== Data to process ==

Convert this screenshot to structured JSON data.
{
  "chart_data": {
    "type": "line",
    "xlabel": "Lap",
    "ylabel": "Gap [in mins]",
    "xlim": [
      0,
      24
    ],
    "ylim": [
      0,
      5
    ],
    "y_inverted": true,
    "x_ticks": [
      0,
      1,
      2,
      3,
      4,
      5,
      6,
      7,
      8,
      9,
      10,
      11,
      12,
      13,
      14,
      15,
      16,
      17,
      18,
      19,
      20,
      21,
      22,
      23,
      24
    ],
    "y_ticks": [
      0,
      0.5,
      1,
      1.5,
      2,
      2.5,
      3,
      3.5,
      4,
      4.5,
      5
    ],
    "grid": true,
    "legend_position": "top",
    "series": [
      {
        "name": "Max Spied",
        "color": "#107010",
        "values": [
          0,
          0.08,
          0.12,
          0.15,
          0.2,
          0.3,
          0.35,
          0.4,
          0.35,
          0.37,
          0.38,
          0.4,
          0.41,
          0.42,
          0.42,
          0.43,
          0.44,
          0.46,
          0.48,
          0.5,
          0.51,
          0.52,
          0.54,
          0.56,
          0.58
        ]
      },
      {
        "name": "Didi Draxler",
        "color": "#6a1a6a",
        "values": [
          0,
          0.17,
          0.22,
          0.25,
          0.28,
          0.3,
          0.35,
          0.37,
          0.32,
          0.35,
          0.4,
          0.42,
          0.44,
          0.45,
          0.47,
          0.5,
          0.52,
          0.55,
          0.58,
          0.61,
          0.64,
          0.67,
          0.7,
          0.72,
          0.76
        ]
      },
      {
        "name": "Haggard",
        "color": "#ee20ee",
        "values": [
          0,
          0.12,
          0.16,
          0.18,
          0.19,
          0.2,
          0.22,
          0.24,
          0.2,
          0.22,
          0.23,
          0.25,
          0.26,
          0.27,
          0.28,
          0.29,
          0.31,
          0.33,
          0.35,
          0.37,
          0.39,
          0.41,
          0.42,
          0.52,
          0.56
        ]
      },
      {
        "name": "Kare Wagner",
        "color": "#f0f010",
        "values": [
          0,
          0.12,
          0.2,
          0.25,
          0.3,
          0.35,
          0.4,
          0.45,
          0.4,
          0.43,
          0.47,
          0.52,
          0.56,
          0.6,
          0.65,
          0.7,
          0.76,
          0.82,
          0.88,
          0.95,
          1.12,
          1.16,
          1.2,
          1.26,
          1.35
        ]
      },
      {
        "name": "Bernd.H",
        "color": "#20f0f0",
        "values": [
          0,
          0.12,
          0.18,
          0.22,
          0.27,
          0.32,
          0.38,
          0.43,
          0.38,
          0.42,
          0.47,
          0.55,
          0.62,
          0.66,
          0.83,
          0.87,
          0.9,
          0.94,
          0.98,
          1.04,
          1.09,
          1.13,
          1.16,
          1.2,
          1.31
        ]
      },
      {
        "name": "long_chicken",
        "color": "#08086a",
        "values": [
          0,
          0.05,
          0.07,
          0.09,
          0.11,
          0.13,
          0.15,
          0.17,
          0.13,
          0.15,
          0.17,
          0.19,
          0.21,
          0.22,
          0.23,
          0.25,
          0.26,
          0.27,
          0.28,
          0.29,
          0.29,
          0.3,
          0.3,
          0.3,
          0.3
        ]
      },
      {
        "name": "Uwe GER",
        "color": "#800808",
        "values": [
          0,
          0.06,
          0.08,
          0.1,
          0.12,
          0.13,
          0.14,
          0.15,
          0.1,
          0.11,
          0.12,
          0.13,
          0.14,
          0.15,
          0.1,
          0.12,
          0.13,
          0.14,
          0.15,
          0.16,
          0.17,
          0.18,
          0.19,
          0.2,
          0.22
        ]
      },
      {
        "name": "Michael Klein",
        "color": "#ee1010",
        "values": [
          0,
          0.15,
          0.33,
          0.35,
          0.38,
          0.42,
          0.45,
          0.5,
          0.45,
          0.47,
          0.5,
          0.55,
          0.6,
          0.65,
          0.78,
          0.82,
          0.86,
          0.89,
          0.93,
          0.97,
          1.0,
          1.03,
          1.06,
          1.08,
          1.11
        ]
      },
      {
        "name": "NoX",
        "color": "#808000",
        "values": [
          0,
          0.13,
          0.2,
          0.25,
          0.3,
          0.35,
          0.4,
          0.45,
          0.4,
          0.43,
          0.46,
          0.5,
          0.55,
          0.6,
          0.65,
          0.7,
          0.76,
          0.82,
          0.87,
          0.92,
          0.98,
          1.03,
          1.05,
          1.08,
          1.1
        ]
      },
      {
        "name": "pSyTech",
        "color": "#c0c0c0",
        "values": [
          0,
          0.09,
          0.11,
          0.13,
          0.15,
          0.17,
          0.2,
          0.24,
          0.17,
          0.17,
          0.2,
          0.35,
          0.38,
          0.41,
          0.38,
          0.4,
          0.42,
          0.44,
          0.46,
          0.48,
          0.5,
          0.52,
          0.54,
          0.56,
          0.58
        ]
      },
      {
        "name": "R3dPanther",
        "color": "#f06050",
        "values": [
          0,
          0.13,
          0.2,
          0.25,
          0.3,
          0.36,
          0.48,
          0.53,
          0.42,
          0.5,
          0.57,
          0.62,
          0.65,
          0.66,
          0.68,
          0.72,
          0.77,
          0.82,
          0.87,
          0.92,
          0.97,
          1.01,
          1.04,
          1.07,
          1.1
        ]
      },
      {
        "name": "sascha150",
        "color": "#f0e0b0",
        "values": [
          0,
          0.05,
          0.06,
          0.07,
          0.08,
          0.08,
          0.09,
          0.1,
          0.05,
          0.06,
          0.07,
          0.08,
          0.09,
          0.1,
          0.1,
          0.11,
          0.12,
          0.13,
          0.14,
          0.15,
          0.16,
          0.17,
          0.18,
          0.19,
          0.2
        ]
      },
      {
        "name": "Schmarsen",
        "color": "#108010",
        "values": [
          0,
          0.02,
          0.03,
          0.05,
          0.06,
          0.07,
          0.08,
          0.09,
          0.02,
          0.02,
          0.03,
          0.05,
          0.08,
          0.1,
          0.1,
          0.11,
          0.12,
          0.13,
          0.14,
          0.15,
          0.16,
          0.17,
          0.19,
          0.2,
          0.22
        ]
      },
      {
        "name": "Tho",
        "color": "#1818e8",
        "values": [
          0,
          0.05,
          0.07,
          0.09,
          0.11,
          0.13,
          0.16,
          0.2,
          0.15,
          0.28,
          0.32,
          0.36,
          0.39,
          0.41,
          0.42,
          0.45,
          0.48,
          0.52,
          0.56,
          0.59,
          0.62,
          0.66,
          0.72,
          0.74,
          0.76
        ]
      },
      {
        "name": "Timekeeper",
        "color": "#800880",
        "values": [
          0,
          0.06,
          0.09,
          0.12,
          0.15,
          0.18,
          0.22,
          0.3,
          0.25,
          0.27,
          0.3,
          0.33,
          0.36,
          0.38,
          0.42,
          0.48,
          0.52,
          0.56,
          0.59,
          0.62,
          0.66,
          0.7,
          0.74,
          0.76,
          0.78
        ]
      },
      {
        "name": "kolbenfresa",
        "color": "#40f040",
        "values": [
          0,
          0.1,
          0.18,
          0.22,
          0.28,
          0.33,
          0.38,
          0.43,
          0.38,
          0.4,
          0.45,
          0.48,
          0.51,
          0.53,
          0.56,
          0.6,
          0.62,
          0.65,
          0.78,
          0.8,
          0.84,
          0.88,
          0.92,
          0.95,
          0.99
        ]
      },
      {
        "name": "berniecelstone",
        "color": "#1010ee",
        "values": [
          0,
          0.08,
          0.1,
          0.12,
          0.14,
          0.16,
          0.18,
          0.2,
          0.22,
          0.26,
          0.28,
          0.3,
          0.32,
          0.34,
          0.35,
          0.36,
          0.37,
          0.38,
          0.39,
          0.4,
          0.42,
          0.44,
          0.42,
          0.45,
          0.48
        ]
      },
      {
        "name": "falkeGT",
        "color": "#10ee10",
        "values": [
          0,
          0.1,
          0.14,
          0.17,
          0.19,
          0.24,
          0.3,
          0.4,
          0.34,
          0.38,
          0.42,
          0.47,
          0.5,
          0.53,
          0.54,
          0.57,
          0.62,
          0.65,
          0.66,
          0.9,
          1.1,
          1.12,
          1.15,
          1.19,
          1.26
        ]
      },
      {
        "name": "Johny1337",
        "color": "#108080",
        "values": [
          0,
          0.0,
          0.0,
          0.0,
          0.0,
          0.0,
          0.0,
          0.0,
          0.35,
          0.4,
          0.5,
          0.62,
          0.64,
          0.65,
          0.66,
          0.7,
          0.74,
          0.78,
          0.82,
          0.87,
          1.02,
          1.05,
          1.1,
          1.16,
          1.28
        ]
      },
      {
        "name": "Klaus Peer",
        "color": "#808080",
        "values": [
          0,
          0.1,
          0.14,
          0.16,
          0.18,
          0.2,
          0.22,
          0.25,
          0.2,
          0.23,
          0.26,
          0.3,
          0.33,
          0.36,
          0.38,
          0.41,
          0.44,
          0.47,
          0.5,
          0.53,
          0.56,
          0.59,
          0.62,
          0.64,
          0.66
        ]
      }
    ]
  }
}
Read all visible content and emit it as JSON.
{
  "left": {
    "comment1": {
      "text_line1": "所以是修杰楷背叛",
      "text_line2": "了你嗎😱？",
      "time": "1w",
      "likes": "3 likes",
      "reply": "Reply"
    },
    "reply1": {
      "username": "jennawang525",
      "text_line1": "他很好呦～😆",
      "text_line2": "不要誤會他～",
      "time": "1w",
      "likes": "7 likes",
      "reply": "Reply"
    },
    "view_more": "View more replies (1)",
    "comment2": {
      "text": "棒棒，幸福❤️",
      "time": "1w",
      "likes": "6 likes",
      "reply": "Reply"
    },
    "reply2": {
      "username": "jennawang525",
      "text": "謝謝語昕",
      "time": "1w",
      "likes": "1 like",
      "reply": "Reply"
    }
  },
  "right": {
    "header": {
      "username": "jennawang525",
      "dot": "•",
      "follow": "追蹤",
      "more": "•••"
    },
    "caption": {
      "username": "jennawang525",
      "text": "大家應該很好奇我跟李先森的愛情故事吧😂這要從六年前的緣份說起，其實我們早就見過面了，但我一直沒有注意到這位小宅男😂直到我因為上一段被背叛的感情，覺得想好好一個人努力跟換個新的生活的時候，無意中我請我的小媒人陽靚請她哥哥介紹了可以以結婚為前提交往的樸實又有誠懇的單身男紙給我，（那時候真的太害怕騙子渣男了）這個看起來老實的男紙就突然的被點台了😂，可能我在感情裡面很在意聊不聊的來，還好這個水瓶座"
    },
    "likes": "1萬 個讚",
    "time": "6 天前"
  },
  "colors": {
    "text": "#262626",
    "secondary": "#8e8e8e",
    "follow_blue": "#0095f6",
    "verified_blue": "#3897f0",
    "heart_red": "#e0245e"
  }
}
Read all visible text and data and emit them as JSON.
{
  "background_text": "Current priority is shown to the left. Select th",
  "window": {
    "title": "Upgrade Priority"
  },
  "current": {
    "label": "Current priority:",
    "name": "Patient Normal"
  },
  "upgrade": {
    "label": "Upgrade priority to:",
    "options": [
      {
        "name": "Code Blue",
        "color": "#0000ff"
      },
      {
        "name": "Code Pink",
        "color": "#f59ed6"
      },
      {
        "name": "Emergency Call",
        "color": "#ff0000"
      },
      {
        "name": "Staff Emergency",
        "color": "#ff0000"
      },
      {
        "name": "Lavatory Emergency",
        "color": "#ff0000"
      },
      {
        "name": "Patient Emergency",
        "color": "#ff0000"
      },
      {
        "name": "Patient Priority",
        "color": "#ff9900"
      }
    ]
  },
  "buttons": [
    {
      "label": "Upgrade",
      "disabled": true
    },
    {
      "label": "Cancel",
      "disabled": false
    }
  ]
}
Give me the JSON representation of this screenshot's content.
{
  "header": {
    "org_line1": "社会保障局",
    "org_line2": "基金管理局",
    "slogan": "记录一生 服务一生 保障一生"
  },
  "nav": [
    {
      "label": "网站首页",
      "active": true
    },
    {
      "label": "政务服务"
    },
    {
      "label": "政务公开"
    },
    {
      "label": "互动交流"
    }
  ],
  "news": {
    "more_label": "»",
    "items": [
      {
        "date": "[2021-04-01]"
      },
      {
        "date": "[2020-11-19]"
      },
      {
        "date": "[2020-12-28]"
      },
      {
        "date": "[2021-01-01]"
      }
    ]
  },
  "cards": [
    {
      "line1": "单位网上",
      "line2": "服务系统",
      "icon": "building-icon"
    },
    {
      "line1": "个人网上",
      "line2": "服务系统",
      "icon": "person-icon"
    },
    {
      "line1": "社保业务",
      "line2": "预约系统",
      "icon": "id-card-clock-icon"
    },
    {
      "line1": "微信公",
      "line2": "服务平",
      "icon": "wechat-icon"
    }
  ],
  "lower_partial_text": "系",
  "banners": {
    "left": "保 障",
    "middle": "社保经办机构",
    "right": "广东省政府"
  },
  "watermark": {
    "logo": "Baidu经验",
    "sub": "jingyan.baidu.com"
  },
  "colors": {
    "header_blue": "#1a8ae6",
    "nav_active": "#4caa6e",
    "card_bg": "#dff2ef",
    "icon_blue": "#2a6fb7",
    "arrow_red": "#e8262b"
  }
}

===

_The task_
Copy each line that holds the word "visible".

_Answer to this problem_
Read all visible content and emit it as JSON.
Read all visible text and data and emit them as JSON.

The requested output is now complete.